▶ _The problem_
Show every line that has the string "ylabel" in it.

▶ _Dataset_
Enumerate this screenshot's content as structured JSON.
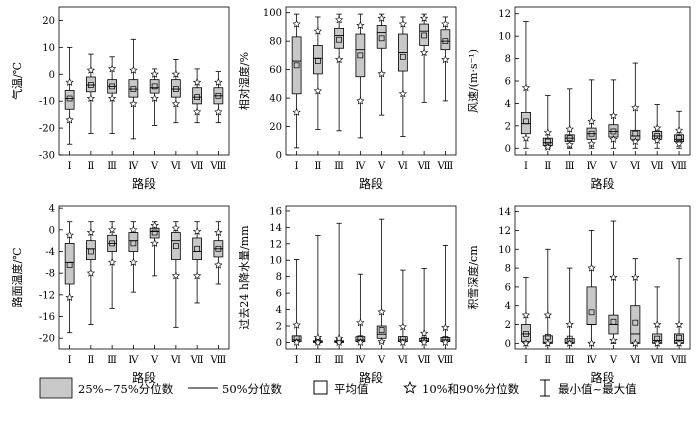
{
  "chart_data": [
    {
      "type": "box",
      "ylabel": "气温/℃",
      "xlabel": "路段",
      "ylim": [
        -30,
        25
      ],
      "yticks": [
        -30,
        -20,
        -10,
        0,
        10,
        20
      ],
      "categories": [
        "Ⅰ",
        "Ⅱ",
        "Ⅲ",
        "Ⅳ",
        "Ⅴ",
        "Ⅵ",
        "Ⅶ",
        "Ⅷ"
      ],
      "boxes": [
        {
          "min": -26,
          "p10": -17,
          "q1": -13,
          "median": -9,
          "q3": -6,
          "p90": -3,
          "max": 10,
          "mean": -9
        },
        {
          "min": -22,
          "p10": -9,
          "q1": -6.5,
          "median": -4,
          "q3": -1,
          "p90": 1.5,
          "max": 7.5,
          "mean": -4
        },
        {
          "min": -22,
          "p10": -9,
          "q1": -7,
          "median": -4.5,
          "q3": -2,
          "p90": 2,
          "max": 6.5,
          "mean": -4.5
        },
        {
          "min": -24,
          "p10": -11,
          "q1": -8.5,
          "median": -5.5,
          "q3": -2,
          "p90": 1.5,
          "max": 13,
          "mean": -5.5
        },
        {
          "min": -19,
          "p10": -9,
          "q1": -7,
          "median": -5,
          "q3": -2,
          "p90": 0,
          "max": 2,
          "mean": -4.5
        },
        {
          "min": -18,
          "p10": -11,
          "q1": -8.5,
          "median": -5.5,
          "q3": -2,
          "p90": 0,
          "max": 5.5,
          "mean": -5.5
        },
        {
          "min": -18,
          "p10": -14,
          "q1": -11,
          "median": -8.5,
          "q3": -5,
          "p90": -3,
          "max": 2,
          "mean": -8.5
        },
        {
          "min": -18,
          "p10": -14,
          "q1": -11,
          "median": -8,
          "q3": -5,
          "p90": -3,
          "max": 1,
          "mean": -8
        }
      ]
    },
    {
      "type": "box",
      "ylabel": "相对湿度/%",
      "xlabel": "路段",
      "ylim": [
        0,
        104
      ],
      "yticks": [
        0,
        20,
        40,
        60,
        80,
        100
      ],
      "categories": [
        "Ⅰ",
        "Ⅱ",
        "Ⅲ",
        "Ⅳ",
        "Ⅴ",
        "Ⅵ",
        "Ⅶ",
        "Ⅷ"
      ],
      "boxes": [
        {
          "min": 5,
          "p10": 30,
          "q1": 43,
          "median": 66,
          "q3": 83,
          "p90": 92,
          "max": 99,
          "mean": 63
        },
        {
          "min": 18,
          "p10": 45,
          "q1": 57,
          "median": 68,
          "q3": 77,
          "p90": 87,
          "max": 97,
          "mean": 66
        },
        {
          "min": 17,
          "p10": 67,
          "q1": 75,
          "median": 84,
          "q3": 89,
          "p90": 95,
          "max": 99,
          "mean": 81
        },
        {
          "min": 12,
          "p10": 38,
          "q1": 55,
          "median": 74,
          "q3": 85,
          "p90": 91,
          "max": 99,
          "mean": 70
        },
        {
          "min": 28,
          "p10": 57,
          "q1": 75,
          "median": 86,
          "q3": 91,
          "p90": 96,
          "max": 99,
          "mean": 82
        },
        {
          "min": 13,
          "p10": 43,
          "q1": 59,
          "median": 72,
          "q3": 85,
          "p90": 92,
          "max": 97,
          "mean": 69
        },
        {
          "min": 37,
          "p10": 72,
          "q1": 77,
          "median": 87,
          "q3": 92,
          "p90": 96,
          "max": 99,
          "mean": 84
        },
        {
          "min": 38,
          "p10": 67,
          "q1": 74,
          "median": 80,
          "q3": 88,
          "p90": 92,
          "max": 97,
          "mean": 80
        }
      ]
    },
    {
      "type": "box",
      "ylabel": "风速/(m·s⁻¹)",
      "xlabel": "路段",
      "ylim": [
        -0.6,
        12.6
      ],
      "yticks": [
        0,
        2,
        4,
        6,
        8,
        10,
        12
      ],
      "categories": [
        "Ⅰ",
        "Ⅱ",
        "Ⅲ",
        "Ⅳ",
        "Ⅴ",
        "Ⅵ",
        "Ⅶ",
        "Ⅷ"
      ],
      "boxes": [
        {
          "min": 0,
          "p10": 0.9,
          "q1": 1.3,
          "median": 2.2,
          "q3": 3.2,
          "p90": 5.4,
          "max": 11.3,
          "mean": 2.4
        },
        {
          "min": 0,
          "p10": 0.1,
          "q1": 0.25,
          "median": 0.5,
          "q3": 0.9,
          "p90": 1.4,
          "max": 4.7,
          "mean": 0.6
        },
        {
          "min": 0,
          "p10": 0.3,
          "q1": 0.6,
          "median": 0.9,
          "q3": 1.2,
          "p90": 1.7,
          "max": 5.3,
          "mean": 0.9
        },
        {
          "min": 0,
          "p10": 0.4,
          "q1": 0.8,
          "median": 1.3,
          "q3": 1.8,
          "p90": 2.4,
          "max": 6.1,
          "mean": 1.3
        },
        {
          "min": 0,
          "p10": 0.8,
          "q1": 1.0,
          "median": 1.5,
          "q3": 2.1,
          "p90": 2.9,
          "max": 6.1,
          "mean": 1.5
        },
        {
          "min": 0,
          "p10": 0.6,
          "q1": 0.8,
          "median": 1.1,
          "q3": 1.6,
          "p90": 3.6,
          "max": 7.6,
          "mean": 1.3
        },
        {
          "min": 0,
          "p10": 0.7,
          "q1": 0.8,
          "median": 1.1,
          "q3": 1.5,
          "p90": 1.8,
          "max": 3.9,
          "mean": 1.1
        },
        {
          "min": 0,
          "p10": 0.4,
          "q1": 0.6,
          "median": 0.8,
          "q3": 1.2,
          "p90": 1.6,
          "max": 3.3,
          "mean": 0.9
        }
      ]
    },
    {
      "type": "box",
      "ylabel": "路面温度/℃",
      "xlabel": "路段",
      "ylim": [
        -22,
        4.4
      ],
      "yticks": [
        -20,
        -16,
        -12,
        -8,
        -4,
        0,
        4
      ],
      "categories": [
        "Ⅰ",
        "Ⅱ",
        "Ⅲ",
        "Ⅳ",
        "Ⅴ",
        "Ⅵ",
        "Ⅶ",
        "Ⅷ"
      ],
      "boxes": [
        {
          "min": -19,
          "p10": -12.5,
          "q1": -10,
          "median": -6,
          "q3": -2.5,
          "p90": -1,
          "max": 1.5,
          "mean": -6.5
        },
        {
          "min": -17.5,
          "p10": -8,
          "q1": -5.5,
          "median": -3.5,
          "q3": -2,
          "p90": -0.5,
          "max": 1.5,
          "mean": -4
        },
        {
          "min": -14.5,
          "p10": -6,
          "q1": -4,
          "median": -2.5,
          "q3": -1,
          "p90": 0,
          "max": 1.5,
          "mean": -2.5
        },
        {
          "min": -11.5,
          "p10": -6,
          "q1": -4,
          "median": -2,
          "q3": -0.5,
          "p90": 0,
          "max": 1.5,
          "mean": -2.5
        },
        {
          "min": -8.5,
          "p10": -2.5,
          "q1": -1.5,
          "median": -0.3,
          "q3": 0.3,
          "p90": 0.8,
          "max": 1.5,
          "mean": -0.5
        },
        {
          "min": -18,
          "p10": -8.5,
          "q1": -5.5,
          "median": -2,
          "q3": -0.5,
          "p90": 0.3,
          "max": 1.5,
          "mean": -3
        },
        {
          "min": -13.5,
          "p10": -8.5,
          "q1": -5.5,
          "median": -4,
          "q3": -1.5,
          "p90": -0.3,
          "max": 1.5,
          "mean": -3.5
        },
        {
          "min": -10,
          "p10": -6.5,
          "q1": -5,
          "median": -3.5,
          "q3": -2,
          "p90": -0.5,
          "max": 1.5,
          "mean": -3.5
        }
      ]
    },
    {
      "type": "box",
      "ylabel": "过去24 h降水量/mm",
      "xlabel": "路段",
      "ylim": [
        -0.8,
        16.6
      ],
      "yticks": [
        0,
        2,
        4,
        6,
        8,
        10,
        12,
        14,
        16
      ],
      "categories": [
        "Ⅰ",
        "Ⅱ",
        "Ⅲ",
        "Ⅳ",
        "Ⅴ",
        "Ⅵ",
        "Ⅶ",
        "Ⅷ"
      ],
      "boxes": [
        {
          "min": 0,
          "p10": 0,
          "q1": 0.1,
          "median": 0.3,
          "q3": 0.8,
          "p90": 2.1,
          "max": 10.1,
          "mean": 0.5
        },
        {
          "min": 0,
          "p10": 0,
          "q1": 0,
          "median": 0.1,
          "q3": 0.2,
          "p90": 0.6,
          "max": 13,
          "mean": 0.2
        },
        {
          "min": 0,
          "p10": 0,
          "q1": 0,
          "median": 0.1,
          "q3": 0.2,
          "p90": 0.5,
          "max": 14.5,
          "mean": 0.2
        },
        {
          "min": 0,
          "p10": 0,
          "q1": 0.1,
          "median": 0.3,
          "q3": 0.7,
          "p90": 2.4,
          "max": 8.3,
          "mean": 0.5
        },
        {
          "min": 0,
          "p10": 0.1,
          "q1": 0.5,
          "median": 1.0,
          "q3": 2.0,
          "p90": 3.7,
          "max": 15,
          "mean": 1.5
        },
        {
          "min": 0,
          "p10": 0,
          "q1": 0.1,
          "median": 0.3,
          "q3": 0.7,
          "p90": 1.9,
          "max": 8.8,
          "mean": 0.4
        },
        {
          "min": 0,
          "p10": 0,
          "q1": 0.1,
          "median": 0.2,
          "q3": 0.5,
          "p90": 1.1,
          "max": 9,
          "mean": 0.3
        },
        {
          "min": 0,
          "p10": 0,
          "q1": 0.1,
          "median": 0.3,
          "q3": 0.6,
          "p90": 1.8,
          "max": 11.8,
          "mean": 0.4
        }
      ]
    },
    {
      "type": "box",
      "ylabel": "积雪深度/cm",
      "xlabel": "路段",
      "ylim": [
        -0.6,
        14.6
      ],
      "yticks": [
        0,
        2,
        4,
        6,
        8,
        10,
        12,
        14
      ],
      "categories": [
        "Ⅰ",
        "Ⅱ",
        "Ⅲ",
        "Ⅳ",
        "Ⅴ",
        "Ⅵ",
        "Ⅶ",
        "Ⅷ"
      ],
      "boxes": [
        {
          "min": 0,
          "p10": 0,
          "q1": 0.2,
          "median": 1.0,
          "q3": 2.0,
          "p90": 3.0,
          "max": 7.0,
          "mean": 1.0
        },
        {
          "min": 0,
          "p10": 0,
          "q1": 0,
          "median": 0.1,
          "q3": 0.8,
          "p90": 3.0,
          "max": 10.0,
          "mean": 0.7
        },
        {
          "min": 0,
          "p10": 0,
          "q1": 0,
          "median": 0.1,
          "q3": 0.5,
          "p90": 2.0,
          "max": 8.0,
          "mean": 0.5
        },
        {
          "min": 0,
          "p10": 0,
          "q1": 2.0,
          "median": 2.0,
          "q3": 6.0,
          "p90": 8.0,
          "max": 12.0,
          "mean": 3.3
        },
        {
          "min": 0,
          "p10": 0.3,
          "q1": 1.0,
          "median": 2.0,
          "q3": 3.0,
          "p90": 7.0,
          "max": 13.0,
          "mean": 2.3
        },
        {
          "min": 0,
          "p10": 0,
          "q1": 0,
          "median": 1.0,
          "q3": 4.0,
          "p90": 7.0,
          "max": 9.0,
          "mean": 2.2
        },
        {
          "min": 0,
          "p10": 0,
          "q1": 0,
          "median": 0.3,
          "q3": 1.0,
          "p90": 2.0,
          "max": 6.0,
          "mean": 0.5
        },
        {
          "min": 0,
          "p10": 0,
          "q1": 0,
          "median": 0.3,
          "q3": 1.0,
          "p90": 2.0,
          "max": 9.0,
          "mean": 0.6
        }
      ]
    }
  ],
  "legend": {
    "box_label": "25%~75%分位数",
    "median_label": "50%分位数",
    "mean_label": "平均值",
    "percentile_label": "10%和90%分位数",
    "range_label": "最小值~最大值"
  },
  "colors": {
    "box_fill": "#c8c8c8",
    "stroke": "#000000"
  }
}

▶ _Answer to this problem_
      "ylabel": "气温/℃",
      "ylabel": "相对湿度/%",
      "ylabel": "风速/(m·s⁻¹)",
      "ylabel": "路面温度/℃",
      "ylabel": "过去24 h降水量/mm",
      "ylabel": "积雪深度/cm",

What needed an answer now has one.